━━ EXCERPTED RECORDS ━━

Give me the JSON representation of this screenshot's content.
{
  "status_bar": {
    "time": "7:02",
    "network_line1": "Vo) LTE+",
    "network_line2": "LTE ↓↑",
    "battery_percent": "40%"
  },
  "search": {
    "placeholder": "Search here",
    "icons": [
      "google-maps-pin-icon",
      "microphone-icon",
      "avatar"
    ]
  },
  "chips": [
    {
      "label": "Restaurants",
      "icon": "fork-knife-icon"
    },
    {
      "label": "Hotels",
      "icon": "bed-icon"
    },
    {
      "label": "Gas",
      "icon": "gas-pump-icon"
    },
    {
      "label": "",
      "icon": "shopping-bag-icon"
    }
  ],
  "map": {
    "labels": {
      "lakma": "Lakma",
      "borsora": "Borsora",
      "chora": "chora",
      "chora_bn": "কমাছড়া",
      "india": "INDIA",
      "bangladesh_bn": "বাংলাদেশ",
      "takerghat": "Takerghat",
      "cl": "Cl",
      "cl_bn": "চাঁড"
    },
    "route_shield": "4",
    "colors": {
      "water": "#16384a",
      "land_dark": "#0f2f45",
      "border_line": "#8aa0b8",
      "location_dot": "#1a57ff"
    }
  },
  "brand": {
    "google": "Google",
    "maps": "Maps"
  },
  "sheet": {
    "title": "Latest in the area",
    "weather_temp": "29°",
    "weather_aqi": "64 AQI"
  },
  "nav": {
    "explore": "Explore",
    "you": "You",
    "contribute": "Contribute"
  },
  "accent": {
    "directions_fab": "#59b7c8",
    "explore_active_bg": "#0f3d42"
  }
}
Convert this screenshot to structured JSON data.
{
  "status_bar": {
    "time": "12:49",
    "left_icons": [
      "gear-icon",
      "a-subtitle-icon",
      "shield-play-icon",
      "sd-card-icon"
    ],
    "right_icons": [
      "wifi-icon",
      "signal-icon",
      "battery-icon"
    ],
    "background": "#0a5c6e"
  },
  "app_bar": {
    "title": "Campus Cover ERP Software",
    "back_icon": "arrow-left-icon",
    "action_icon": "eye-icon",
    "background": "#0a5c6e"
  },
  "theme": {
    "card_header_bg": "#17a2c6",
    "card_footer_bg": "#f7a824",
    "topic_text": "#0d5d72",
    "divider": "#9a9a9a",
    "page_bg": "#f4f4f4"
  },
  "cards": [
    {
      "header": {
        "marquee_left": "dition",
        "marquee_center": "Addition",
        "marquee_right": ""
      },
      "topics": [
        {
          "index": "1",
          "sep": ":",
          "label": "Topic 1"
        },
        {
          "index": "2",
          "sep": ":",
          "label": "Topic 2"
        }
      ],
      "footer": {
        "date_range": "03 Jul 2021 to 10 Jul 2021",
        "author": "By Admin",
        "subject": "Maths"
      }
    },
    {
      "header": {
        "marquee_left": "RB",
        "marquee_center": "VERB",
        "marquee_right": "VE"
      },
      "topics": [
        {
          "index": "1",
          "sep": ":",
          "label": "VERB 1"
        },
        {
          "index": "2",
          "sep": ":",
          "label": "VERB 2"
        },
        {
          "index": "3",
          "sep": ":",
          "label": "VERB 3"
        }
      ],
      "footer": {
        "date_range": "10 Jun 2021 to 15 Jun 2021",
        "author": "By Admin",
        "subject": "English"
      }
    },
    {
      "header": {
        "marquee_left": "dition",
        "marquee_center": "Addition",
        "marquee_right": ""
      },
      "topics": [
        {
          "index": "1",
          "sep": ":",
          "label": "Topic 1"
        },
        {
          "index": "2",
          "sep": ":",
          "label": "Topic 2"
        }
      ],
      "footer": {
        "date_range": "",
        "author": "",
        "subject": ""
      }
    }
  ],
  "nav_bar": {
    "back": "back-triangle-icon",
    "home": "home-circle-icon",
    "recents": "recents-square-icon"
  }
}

━━━

TASK REQUIREMENTS: Repeat the lines above exactly.

OUTPUT OF THE TASK:
Give me the JSON representation of this screenshot's content.
{
  "status_bar": {
    "time": "7:02",
    "network_line1": "Vo) LTE+",
    "network_line2": "LTE ↓↑",
    "battery_percent": "40%"
  },
  "search": {
    "placeholder": "Search here",
    "icons": [
      "google-maps-pin-icon",
      "microphone-icon",
      "avatar"
    ]
  },
  "chips": [
    {
      "label": "Restaurants",
      "icon": "fork-knife-icon"
    },
    {
      "label": "Hotels",
      "icon": "bed-icon"
    },
    {
      "label": "Gas",
      "icon": "gas-pump-icon"
    },
    {
      "label": "",
      "icon": "shopping-bag-icon"
    }
  ],
  "map": {
    "labels": {
      "lakma": "Lakma",
      "borsora": "Borsora",
      "chora": "chora",
      "chora_bn": "কমাছড়া",
      "india": "INDIA",
      "bangladesh_bn": "বাংলাদেশ",
      "takerghat": "Takerghat",
      "cl": "Cl",
      "cl_bn": "চাঁড"
    },
    "route_shield": "4",
    "colors": {
      "water": "#16384a",
      "land_dark": "#0f2f45",
      "border_line": "#8aa0b8",
      "location_dot": "#1a57ff"
    }
  },
  "brand": {
    "google": "Google",
    "maps": "Maps"
  },
  "sheet": {
    "title": "Latest in the area",
    "weather_temp": "29°",
    "weather_aqi": "64 AQI"
  },
  "nav": {
    "explore": "Explore",
    "you": "You",
    "contribute": "Contribute"
  },
  "accent": {
    "directions_fab": "#59b7c8",
    "explore_active_bg": "#0f3d42"
  }
}
Convert this screenshot to structured JSON data.
{
  "status_bar": {
    "time": "12:49",
    "left_icons": [
      "gear-icon",
      "a-subtitle-icon",
      "shield-play-icon",
      "sd-card-icon"
    ],
    "right_icons": [
      "wifi-icon",
      "signal-icon",
      "battery-icon"
    ],
    "background": "#0a5c6e"
  },
  "app_bar": {
    "title": "Campus Cover ERP Software",
    "back_icon": "arrow-left-icon",
    "action_icon": "eye-icon",
    "background": "#0a5c6e"
  },
  "theme": {
    "card_header_bg": "#17a2c6",
    "card_footer_bg": "#f7a824",
    "topic_text": "#0d5d72",
    "divider": "#9a9a9a",
    "page_bg": "#f4f4f4"
  },
  "cards": [
    {
      "header": {
        "marquee_left": "dition",
        "marquee_center": "Addition",
        "marquee_right": ""
      },
      "topics": [
        {
          "index": "1",
          "sep": ":",
          "label": "Topic 1"
        },
        {
          "index": "2",
          "sep": ":",
          "label": "Topic 2"
        }
      ],
      "footer": {
        "date_range": "03 Jul 2021 to 10 Jul 2021",
        "author": "By Admin",
        "subject": "Maths"
      }
    },
    {
      "header": {
        "marquee_left": "RB",
        "marquee_center": "VERB",
        "marquee_right": "VE"
      },
      "topics": [
        {
          "index": "1",
          "sep": ":",
          "label": "VERB 1"
        },
        {
          "index": "2",
          "sep": ":",
          "label": "VERB 2"
        },
        {
          "index": "3",
          "sep": ":",
          "label": "VERB 3"
        }
      ],
      "footer": {
        "date_range": "10 Jun 2021 to 15 Jun 2021",
        "author": "By Admin",
        "subject": "English"
      }
    },
    {
      "header": {
        "marquee_left": "dition",
        "marquee_center": "Addition",
        "marquee_right": ""
      },
      "topics": [
        {
          "index": "1",
          "sep": ":",
          "label": "Topic 1"
        },
        {
          "index": "2",
          "sep": ":",
          "label": "Topic 2"
        }
      ],
      "footer": {
        "date_range": "",
        "author": "",
        "subject": ""
      }
    }
  ],
  "nav_bar": {
    "back": "back-triangle-icon",
    "home": "home-circle-icon",
    "recents": "recents-square-icon"
  }
}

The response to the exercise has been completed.